Data extracted from a collection:
◆ ◆ ◆ ◆ ◆

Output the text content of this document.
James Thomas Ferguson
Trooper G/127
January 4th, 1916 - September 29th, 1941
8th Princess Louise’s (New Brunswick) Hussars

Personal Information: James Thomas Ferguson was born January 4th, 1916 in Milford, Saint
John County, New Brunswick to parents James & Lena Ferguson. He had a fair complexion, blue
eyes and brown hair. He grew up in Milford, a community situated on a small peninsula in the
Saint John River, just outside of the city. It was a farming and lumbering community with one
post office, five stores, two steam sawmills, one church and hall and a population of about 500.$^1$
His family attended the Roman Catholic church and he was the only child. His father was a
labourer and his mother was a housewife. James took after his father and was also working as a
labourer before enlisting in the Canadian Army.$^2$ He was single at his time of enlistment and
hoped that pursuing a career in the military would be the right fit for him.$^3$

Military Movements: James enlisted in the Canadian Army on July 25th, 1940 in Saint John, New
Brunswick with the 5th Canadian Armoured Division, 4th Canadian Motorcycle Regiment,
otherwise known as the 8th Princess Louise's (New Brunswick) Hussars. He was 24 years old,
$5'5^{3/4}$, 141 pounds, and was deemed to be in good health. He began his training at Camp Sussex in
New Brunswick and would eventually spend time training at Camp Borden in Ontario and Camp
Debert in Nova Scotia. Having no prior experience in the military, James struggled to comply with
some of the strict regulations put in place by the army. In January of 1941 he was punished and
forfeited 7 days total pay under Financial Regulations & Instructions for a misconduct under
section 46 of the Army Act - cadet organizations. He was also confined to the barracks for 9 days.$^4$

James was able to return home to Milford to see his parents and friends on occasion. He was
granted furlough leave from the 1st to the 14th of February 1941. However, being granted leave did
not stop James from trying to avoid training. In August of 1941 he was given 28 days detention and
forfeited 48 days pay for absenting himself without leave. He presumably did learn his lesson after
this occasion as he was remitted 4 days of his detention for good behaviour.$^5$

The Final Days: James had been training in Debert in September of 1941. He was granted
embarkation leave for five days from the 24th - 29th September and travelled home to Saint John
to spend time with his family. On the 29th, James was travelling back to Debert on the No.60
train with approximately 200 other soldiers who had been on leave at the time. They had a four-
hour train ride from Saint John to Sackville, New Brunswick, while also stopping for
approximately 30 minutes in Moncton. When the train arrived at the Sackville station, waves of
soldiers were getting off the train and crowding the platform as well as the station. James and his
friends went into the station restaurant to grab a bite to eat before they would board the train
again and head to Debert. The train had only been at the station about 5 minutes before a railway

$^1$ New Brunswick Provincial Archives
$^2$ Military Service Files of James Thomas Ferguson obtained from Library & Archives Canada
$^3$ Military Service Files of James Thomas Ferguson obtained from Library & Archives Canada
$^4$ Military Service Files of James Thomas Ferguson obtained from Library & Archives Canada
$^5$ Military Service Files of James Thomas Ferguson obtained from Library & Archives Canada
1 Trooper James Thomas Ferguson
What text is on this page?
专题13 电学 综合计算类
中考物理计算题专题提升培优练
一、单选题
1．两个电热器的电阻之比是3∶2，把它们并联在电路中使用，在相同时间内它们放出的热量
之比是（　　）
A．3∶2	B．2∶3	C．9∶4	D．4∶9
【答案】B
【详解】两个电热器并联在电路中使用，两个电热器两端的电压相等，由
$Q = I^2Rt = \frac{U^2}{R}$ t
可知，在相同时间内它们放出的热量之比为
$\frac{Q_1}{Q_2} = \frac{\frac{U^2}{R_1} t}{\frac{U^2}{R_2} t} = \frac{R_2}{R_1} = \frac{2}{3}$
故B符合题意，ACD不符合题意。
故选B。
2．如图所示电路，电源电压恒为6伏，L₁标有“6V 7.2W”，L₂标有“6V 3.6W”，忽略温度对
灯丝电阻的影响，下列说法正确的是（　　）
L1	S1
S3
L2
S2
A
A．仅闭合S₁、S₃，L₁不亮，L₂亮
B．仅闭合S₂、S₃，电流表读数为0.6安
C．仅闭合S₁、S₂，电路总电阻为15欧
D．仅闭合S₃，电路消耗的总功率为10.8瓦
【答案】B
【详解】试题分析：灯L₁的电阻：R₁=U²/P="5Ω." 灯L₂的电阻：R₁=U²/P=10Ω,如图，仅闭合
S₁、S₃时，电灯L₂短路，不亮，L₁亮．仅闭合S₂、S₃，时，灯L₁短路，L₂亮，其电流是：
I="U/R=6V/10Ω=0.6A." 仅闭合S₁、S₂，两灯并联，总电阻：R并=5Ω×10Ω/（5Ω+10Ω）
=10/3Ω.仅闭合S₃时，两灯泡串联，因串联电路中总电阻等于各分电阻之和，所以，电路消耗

◆ ◆ ◆ ◆ ◆

• _TASK STATEMENT_: Your task is to print the whole listing again exactly.

• _EXPECTED ANSWER_:
Output the text content of this document.
James Thomas Ferguson
Trooper G/127
January 4th, 1916 - September 29th, 1941
8th Princess Louise’s (New Brunswick) Hussars

Personal Information: James Thomas Ferguson was born January 4th, 1916 in Milford, Saint
John County, New Brunswick to parents James & Lena Ferguson. He had a fair complexion, blue
eyes and brown hair. He grew up in Milford, a community situated on a small peninsula in the
Saint John River, just outside of the city. It was a farming and lumbering community with one
post office, five stores, two steam sawmills, one church and hall and a population of about 500.$^1$
His family attended the Roman Catholic church and he was the only child. His father was a
labourer and his mother was a housewife. James took after his father and was also working as a
labourer before enlisting in the Canadian Army.$^2$ He was single at his time of enlistment and
hoped that pursuing a career in the military would be the right fit for him.$^3$

Military Movements: James enlisted in the Canadian Army on July 25th, 1940 in Saint John, New
Brunswick with the 5th Canadian Armoured Division, 4th Canadian Motorcycle Regiment,
otherwise known as the 8th Princess Louise's (New Brunswick) Hussars. He was 24 years old,
$5'5^{3/4}$, 141 pounds, and was deemed to be in good health. He began his training at Camp Sussex in
New Brunswick and would eventually spend time training at Camp Borden in Ontario and Camp
Debert in Nova Scotia. Having no prior experience in the military, James struggled to comply with
some of the strict regulations put in place by the army. In January of 1941 he was punished and
forfeited 7 days total pay under Financial Regulations & Instructions for a misconduct under
section 46 of the Army Act - cadet organizations. He was also confined to the barracks for 9 days.$^4$

James was able to return home to Milford to see his parents and friends on occasion. He was
granted furlough leave from the 1st to the 14th of February 1941. However, being granted leave did
not stop James from trying to avoid training. In August of 1941 he was given 28 days detention and
forfeited 48 days pay for absenting himself without leave. He presumably did learn his lesson after
this occasion as he was remitted 4 days of his detention for good behaviour.$^5$

The Final Days: James had been training in Debert in September of 1941. He was granted
embarkation leave for five days from the 24th - 29th September and travelled home to Saint John
to spend time with his family. On the 29th, James was travelling back to Debert on the No.60
train with approximately 200 other soldiers who had been on leave at the time. They had a four-
hour train ride from Saint John to Sackville, New Brunswick, while also stopping for
approximately 30 minutes in Moncton. When the train arrived at the Sackville station, waves of
soldiers were getting off the train and crowding the platform as well as the station. James and his
friends went into the station restaurant to grab a bite to eat before they would board the train
again and head to Debert. The train had only been at the station about 5 minutes before a railway

$^1$ New Brunswick Provincial Archives
$^2$ Military Service Files of James Thomas Ferguson obtained from Library & Archives Canada
$^3$ Military Service Files of James Thomas Ferguson obtained from Library & Archives Canada
$^4$ Military Service Files of James Thomas Ferguson obtained from Library & Archives Canada
$^5$ Military Service Files of James Thomas Ferguson obtained from Library & Archives Canada
1 Trooper James Thomas Ferguson
What text is on this page?
专题13 电学 综合计算类
中考物理计算题专题提升培优练
一、单选题
1．两个电热器的电阻之比是3∶2，把它们并联在电路中使用，在相同时间内它们放出的热量
之比是（　　）
A．3∶2	B．2∶3	C．9∶4	D．4∶9
【答案】B
【详解】两个电热器并联在电路中使用，两个电热器两端的电压相等，由
$Q = I^2Rt = \frac{U^2}{R}$ t
可知，在相同时间内它们放出的热量之比为
$\frac{Q_1}{Q_2} = \frac{\frac{U^2}{R_1} t}{\frac{U^2}{R_2} t} = \frac{R_2}{R_1} = \frac{2}{3}$
故B符合题意，ACD不符合题意。
故选B。
2．如图所示电路，电源电压恒为6伏，L₁标有“6V 7.2W”，L₂标有“6V 3.6W”，忽略温度对
灯丝电阻的影响，下列说法正确的是（　　）
L1	S1
S3
L2
S2
A
A．仅闭合S₁、S₃，L₁不亮，L₂亮
B．仅闭合S₂、S₃，电流表读数为0.6安
C．仅闭合S₁、S₂，电路总电阻为15欧
D．仅闭合S₃，电路消耗的总功率为10.8瓦
【答案】B
【详解】试题分析：灯L₁的电阻：R₁=U²/P="5Ω." 灯L₂的电阻：R₁=U²/P=10Ω,如图，仅闭合
S₁、S₃时，电灯L₂短路，不亮，L₁亮．仅闭合S₂、S₃，时，灯L₁短路，L₂亮，其电流是：
I="U/R=6V/10Ω=0.6A." 仅闭合S₁、S₂，两灯并联，总电阻：R并=5Ω×10Ω/（5Ω+10Ω）
=10/3Ω.仅闭合S₃时，两灯泡串联，因串联电路中总电阻等于各分电阻之和，所以，电路消耗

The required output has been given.